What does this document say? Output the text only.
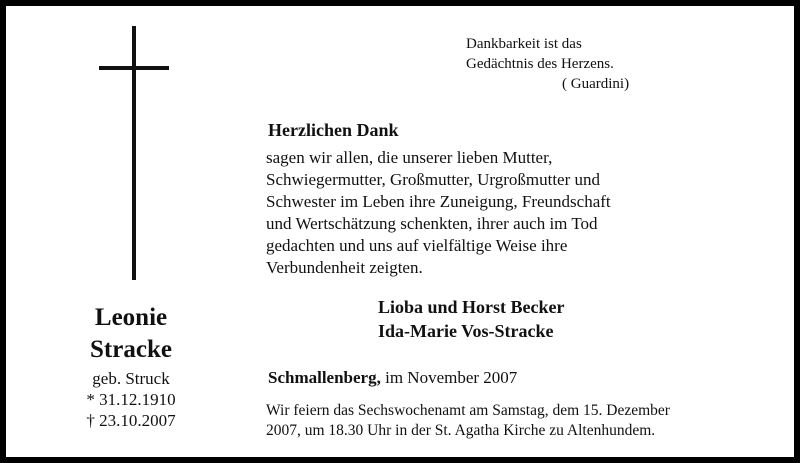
Dankbarkeit ist das
Gedächtnis des Herzens.
( Guardini)
Leonie
Stracke
geb. Struck
* 31.12.1910
† 23.10.2007
Herzlichen Dank
sagen wir allen, die unserer lieben Mutter,
Schwiegermutter, Großmutter, Urgroßmutter und
Schwester im Leben ihre Zuneigung, Freundschaft
und Wertschätzung schenkten, ihrer auch im Tod
gedachten und uns auf vielfältige Weise ihre
Verbundenheit zeigten.
Lioba und Horst Becker
Ida-Marie Vos-Stracke
Schmallenberg, im November 2007
Wir feiern das Sechswochenamt am Samstag, dem 15. Dezember
2007, um 18.30 Uhr in der St. Agatha Kirche zu Altenhundem.
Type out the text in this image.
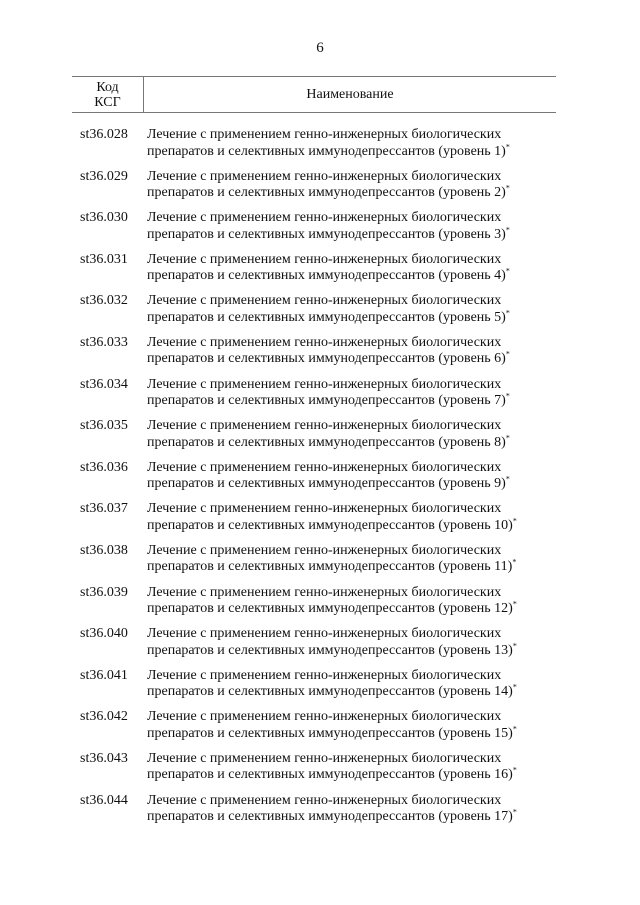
6
Код
КСГ
Наименование
st36.028	Лечение с применением генно-инженерных биологических
препаратов и селективных иммунодепрессантов (уровень 1)*
st36.029	Лечение с применением генно-инженерных биологических
препаратов и селективных иммунодепрессантов (уровень 2)*
st36.030	Лечение с применением генно-инженерных биологических
препаратов и селективных иммунодепрессантов (уровень 3)*
st36.031	Лечение с применением генно-инженерных биологических
препаратов и селективных иммунодепрессантов (уровень 4)*
st36.032	Лечение с применением генно-инженерных биологических
препаратов и селективных иммунодепрессантов (уровень 5)*
st36.033	Лечение с применением генно-инженерных биологических
препаратов и селективных иммунодепрессантов (уровень 6)*
st36.034	Лечение с применением генно-инженерных биологических
препаратов и селективных иммунодепрессантов (уровень 7)*
st36.035	Лечение с применением генно-инженерных биологических
препаратов и селективных иммунодепрессантов (уровень 8)*
st36.036	Лечение с применением генно-инженерных биологических
препаратов и селективных иммунодепрессантов (уровень 9)*
st36.037	Лечение с применением генно-инженерных биологических
препаратов и селективных иммунодепрессантов (уровень 10)*
st36.038	Лечение с применением генно-инженерных биологических
препаратов и селективных иммунодепрессантов (уровень 11)*
st36.039	Лечение с применением генно-инженерных биологических
препаратов и селективных иммунодепрессантов (уровень 12)*
st36.040	Лечение с применением генно-инженерных биологических
препаратов и селективных иммунодепрессантов (уровень 13)*
st36.041	Лечение с применением генно-инженерных биологических
препаратов и селективных иммунодепрессантов (уровень 14)*
st36.042	Лечение с применением генно-инженерных биологических
препаратов и селективных иммунодепрессантов (уровень 15)*
st36.043	Лечение с применением генно-инженерных биологических
препаратов и селективных иммунодепрессантов (уровень 16)*
st36.044	Лечение с применением генно-инженерных биологических
препаратов и селективных иммунодепрессантов (уровень 17)*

Exercise brief: Search the preceding listing for the word "this" and pull out every line that holds it.

Result of the task:
What does this document say? Output the text only.
Type out the text in this image.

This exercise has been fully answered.